__PROBLEM__: Each entry below is to be given again word for word, with no pictures.

──────── RECORD LIST

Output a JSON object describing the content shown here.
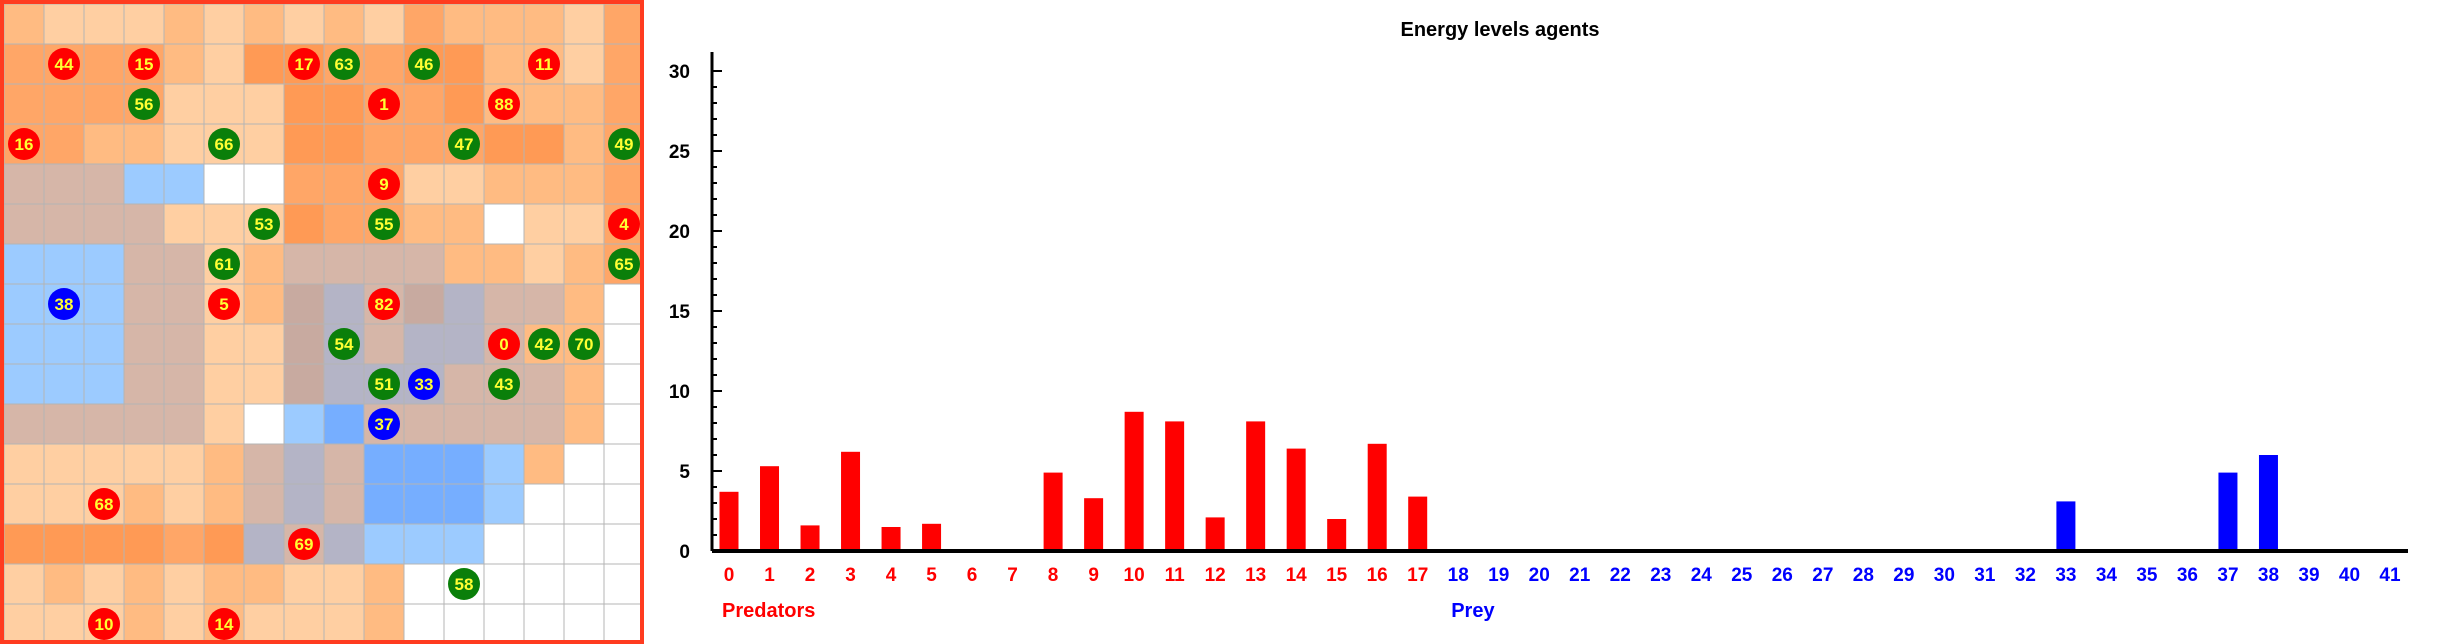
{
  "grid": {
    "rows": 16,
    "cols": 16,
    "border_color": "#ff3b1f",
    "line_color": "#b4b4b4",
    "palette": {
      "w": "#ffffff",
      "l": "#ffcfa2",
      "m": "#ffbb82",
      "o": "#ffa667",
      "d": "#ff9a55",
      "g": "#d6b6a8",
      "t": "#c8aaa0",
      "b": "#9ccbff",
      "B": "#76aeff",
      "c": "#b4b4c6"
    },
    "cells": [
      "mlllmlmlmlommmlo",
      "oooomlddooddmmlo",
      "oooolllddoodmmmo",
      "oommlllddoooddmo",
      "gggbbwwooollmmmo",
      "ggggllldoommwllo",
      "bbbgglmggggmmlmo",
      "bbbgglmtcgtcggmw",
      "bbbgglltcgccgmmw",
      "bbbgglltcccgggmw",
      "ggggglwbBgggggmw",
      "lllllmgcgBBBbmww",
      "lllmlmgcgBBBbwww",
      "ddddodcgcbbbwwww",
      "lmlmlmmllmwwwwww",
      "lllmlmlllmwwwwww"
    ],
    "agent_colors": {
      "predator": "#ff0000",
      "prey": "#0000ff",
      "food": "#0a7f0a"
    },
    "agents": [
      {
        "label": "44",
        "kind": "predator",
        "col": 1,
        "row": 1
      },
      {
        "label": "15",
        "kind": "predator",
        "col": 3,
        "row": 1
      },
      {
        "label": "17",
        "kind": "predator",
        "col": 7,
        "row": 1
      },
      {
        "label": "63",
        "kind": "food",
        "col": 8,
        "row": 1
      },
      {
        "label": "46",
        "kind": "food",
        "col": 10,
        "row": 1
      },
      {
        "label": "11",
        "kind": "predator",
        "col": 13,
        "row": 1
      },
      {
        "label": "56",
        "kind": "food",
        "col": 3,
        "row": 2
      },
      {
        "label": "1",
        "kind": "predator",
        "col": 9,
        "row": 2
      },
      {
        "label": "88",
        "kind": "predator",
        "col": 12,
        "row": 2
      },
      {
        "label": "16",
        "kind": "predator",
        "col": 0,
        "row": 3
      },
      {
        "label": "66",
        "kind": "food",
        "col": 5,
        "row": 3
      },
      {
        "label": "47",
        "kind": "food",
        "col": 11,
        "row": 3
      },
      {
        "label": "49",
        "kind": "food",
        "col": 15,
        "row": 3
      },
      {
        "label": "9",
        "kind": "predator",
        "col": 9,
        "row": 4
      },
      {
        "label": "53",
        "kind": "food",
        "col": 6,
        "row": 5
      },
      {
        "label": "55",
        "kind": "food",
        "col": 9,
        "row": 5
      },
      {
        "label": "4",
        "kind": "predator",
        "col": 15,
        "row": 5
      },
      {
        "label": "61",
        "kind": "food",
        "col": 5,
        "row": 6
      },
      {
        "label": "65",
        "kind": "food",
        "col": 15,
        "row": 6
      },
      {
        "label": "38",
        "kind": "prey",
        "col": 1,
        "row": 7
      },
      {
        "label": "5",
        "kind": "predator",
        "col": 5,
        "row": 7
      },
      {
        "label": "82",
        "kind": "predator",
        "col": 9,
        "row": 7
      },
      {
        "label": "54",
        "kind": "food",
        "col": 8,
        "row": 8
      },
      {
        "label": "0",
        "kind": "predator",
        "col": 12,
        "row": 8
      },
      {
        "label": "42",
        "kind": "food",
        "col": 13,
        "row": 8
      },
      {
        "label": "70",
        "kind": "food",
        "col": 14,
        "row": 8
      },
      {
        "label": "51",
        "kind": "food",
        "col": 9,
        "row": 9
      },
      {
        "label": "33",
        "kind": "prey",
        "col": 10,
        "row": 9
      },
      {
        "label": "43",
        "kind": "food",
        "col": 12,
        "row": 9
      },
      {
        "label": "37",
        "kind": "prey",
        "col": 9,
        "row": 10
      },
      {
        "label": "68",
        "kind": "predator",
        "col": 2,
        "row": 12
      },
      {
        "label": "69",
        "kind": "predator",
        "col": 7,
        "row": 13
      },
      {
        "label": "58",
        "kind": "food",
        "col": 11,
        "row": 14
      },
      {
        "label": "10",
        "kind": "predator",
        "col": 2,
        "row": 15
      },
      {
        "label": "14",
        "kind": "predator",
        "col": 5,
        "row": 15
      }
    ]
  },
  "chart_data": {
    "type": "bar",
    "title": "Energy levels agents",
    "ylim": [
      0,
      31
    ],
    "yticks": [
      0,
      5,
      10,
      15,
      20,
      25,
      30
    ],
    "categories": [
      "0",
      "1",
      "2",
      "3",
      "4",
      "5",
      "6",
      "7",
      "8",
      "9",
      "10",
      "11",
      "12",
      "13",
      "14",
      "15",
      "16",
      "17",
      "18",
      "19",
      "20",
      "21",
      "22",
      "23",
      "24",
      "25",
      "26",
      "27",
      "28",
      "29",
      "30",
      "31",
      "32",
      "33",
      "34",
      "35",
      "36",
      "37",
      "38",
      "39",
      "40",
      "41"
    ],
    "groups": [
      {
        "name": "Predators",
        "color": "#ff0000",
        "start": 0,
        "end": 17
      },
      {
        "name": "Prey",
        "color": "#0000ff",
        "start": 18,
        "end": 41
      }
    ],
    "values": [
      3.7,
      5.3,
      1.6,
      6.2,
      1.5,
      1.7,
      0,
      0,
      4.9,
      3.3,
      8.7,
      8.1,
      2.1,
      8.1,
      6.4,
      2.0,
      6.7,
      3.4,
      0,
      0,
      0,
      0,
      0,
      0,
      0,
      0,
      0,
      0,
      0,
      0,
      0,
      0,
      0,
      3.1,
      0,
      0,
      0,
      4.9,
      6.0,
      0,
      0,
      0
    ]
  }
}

────────────────

__TASK OUTPUT__:
Output a JSON object describing the content shown here.
{
  "grid": {
    "rows": 16,
    "cols": 16,
    "border_color": "#ff3b1f",
    "line_color": "#b4b4b4",
    "palette": {
      "w": "#ffffff",
      "l": "#ffcfa2",
      "m": "#ffbb82",
      "o": "#ffa667",
      "d": "#ff9a55",
      "g": "#d6b6a8",
      "t": "#c8aaa0",
      "b": "#9ccbff",
      "B": "#76aeff",
      "c": "#b4b4c6"
    },
    "cells": [
      "mlllmlmlmlommmlo",
      "oooomlddooddmmlo",
      "oooolllddoodmmmo",
      "oommlllddoooddmo",
      "gggbbwwooollmmmo",
      "ggggllldoommwllo",
      "bbbgglmggggmmlmo",
      "bbbgglmtcgtcggmw",
      "bbbgglltcgccgmmw",
      "bbbgglltcccgggmw",
      "ggggglwbBgggggmw",
      "lllllmgcgBBBbmww",
      "lllmlmgcgBBBbwww",
      "ddddodcgcbbbwwww",
      "lmlmlmmllmwwwwww",
      "lllmlmlllmwwwwww"
    ],
    "agent_colors": {
      "predator": "#ff0000",
      "prey": "#0000ff",
      "food": "#0a7f0a"
    },
    "agents": [
      {
        "label": "44",
        "kind": "predator",
        "col": 1,
        "row": 1
      },
      {
        "label": "15",
        "kind": "predator",
        "col": 3,
        "row": 1
      },
      {
        "label": "17",
        "kind": "predator",
        "col": 7,
        "row": 1
      },
      {
        "label": "63",
        "kind": "food",
        "col": 8,
        "row": 1
      },
      {
        "label": "46",
        "kind": "food",
        "col": 10,
        "row": 1
      },
      {
        "label": "11",
        "kind": "predator",
        "col": 13,
        "row": 1
      },
      {
        "label": "56",
        "kind": "food",
        "col": 3,
        "row": 2
      },
      {
        "label": "1",
        "kind": "predator",
        "col": 9,
        "row": 2
      },
      {
        "label": "88",
        "kind": "predator",
        "col": 12,
        "row": 2
      },
      {
        "label": "16",
        "kind": "predator",
        "col": 0,
        "row": 3
      },
      {
        "label": "66",
        "kind": "food",
        "col": 5,
        "row": 3
      },
      {
        "label": "47",
        "kind": "food",
        "col": 11,
        "row": 3
      },
      {
        "label": "49",
        "kind": "food",
        "col": 15,
        "row": 3
      },
      {
        "label": "9",
        "kind": "predator",
        "col": 9,
        "row": 4
      },
      {
        "label": "53",
        "kind": "food",
        "col": 6,
        "row": 5
      },
      {
        "label": "55",
        "kind": "food",
        "col": 9,
        "row": 5
      },
      {
        "label": "4",
        "kind": "predator",
        "col": 15,
        "row": 5
      },
      {
        "label": "61",
        "kind": "food",
        "col": 5,
        "row": 6
      },
      {
        "label": "65",
        "kind": "food",
        "col": 15,
        "row": 6
      },
      {
        "label": "38",
        "kind": "prey",
        "col": 1,
        "row": 7
      },
      {
        "label": "5",
        "kind": "predator",
        "col": 5,
        "row": 7
      },
      {
        "label": "82",
        "kind": "predator",
        "col": 9,
        "row": 7
      },
      {
        "label": "54",
        "kind": "food",
        "col": 8,
        "row": 8
      },
      {
        "label": "0",
        "kind": "predator",
        "col": 12,
        "row": 8
      },
      {
        "label": "42",
        "kind": "food",
        "col": 13,
        "row": 8
      },
      {
        "label": "70",
        "kind": "food",
        "col": 14,
        "row": 8
      },
      {
        "label": "51",
        "kind": "food",
        "col": 9,
        "row": 9
      },
      {
        "label": "33",
        "kind": "prey",
        "col": 10,
        "row": 9
      },
      {
        "label": "43",
        "kind": "food",
        "col": 12,
        "row": 9
      },
      {
        "label": "37",
        "kind": "prey",
        "col": 9,
        "row": 10
      },
      {
        "label": "68",
        "kind": "predator",
        "col": 2,
        "row": 12
      },
      {
        "label": "69",
        "kind": "predator",
        "col": 7,
        "row": 13
      },
      {
        "label": "58",
        "kind": "food",
        "col": 11,
        "row": 14
      },
      {
        "label": "10",
        "kind": "predator",
        "col": 2,
        "row": 15
      },
      {
        "label": "14",
        "kind": "predator",
        "col": 5,
        "row": 15
      }
    ]
  },
  "chart_data": {
    "type": "bar",
    "title": "Energy levels agents",
    "ylim": [
      0,
      31
    ],
    "yticks": [
      0,
      5,
      10,
      15,
      20,
      25,
      30
    ],
    "categories": [
      "0",
      "1",
      "2",
      "3",
      "4",
      "5",
      "6",
      "7",
      "8",
      "9",
      "10",
      "11",
      "12",
      "13",
      "14",
      "15",
      "16",
      "17",
      "18",
      "19",
      "20",
      "21",
      "22",
      "23",
      "24",
      "25",
      "26",
      "27",
      "28",
      "29",
      "30",
      "31",
      "32",
      "33",
      "34",
      "35",
      "36",
      "37",
      "38",
      "39",
      "40",
      "41"
    ],
    "groups": [
      {
        "name": "Predators",
        "color": "#ff0000",
        "start": 0,
        "end": 17
      },
      {
        "name": "Prey",
        "color": "#0000ff",
        "start": 18,
        "end": 41
      }
    ],
    "values": [
      3.7,
      5.3,
      1.6,
      6.2,
      1.5,
      1.7,
      0,
      0,
      4.9,
      3.3,
      8.7,
      8.1,
      2.1,
      8.1,
      6.4,
      2.0,
      6.7,
      3.4,
      0,
      0,
      0,
      0,
      0,
      0,
      0,
      0,
      0,
      0,
      0,
      0,
      0,
      0,
      0,
      3.1,
      0,
      0,
      0,
      4.9,
      6.0,
      0,
      0,
      0
    ]
  }
}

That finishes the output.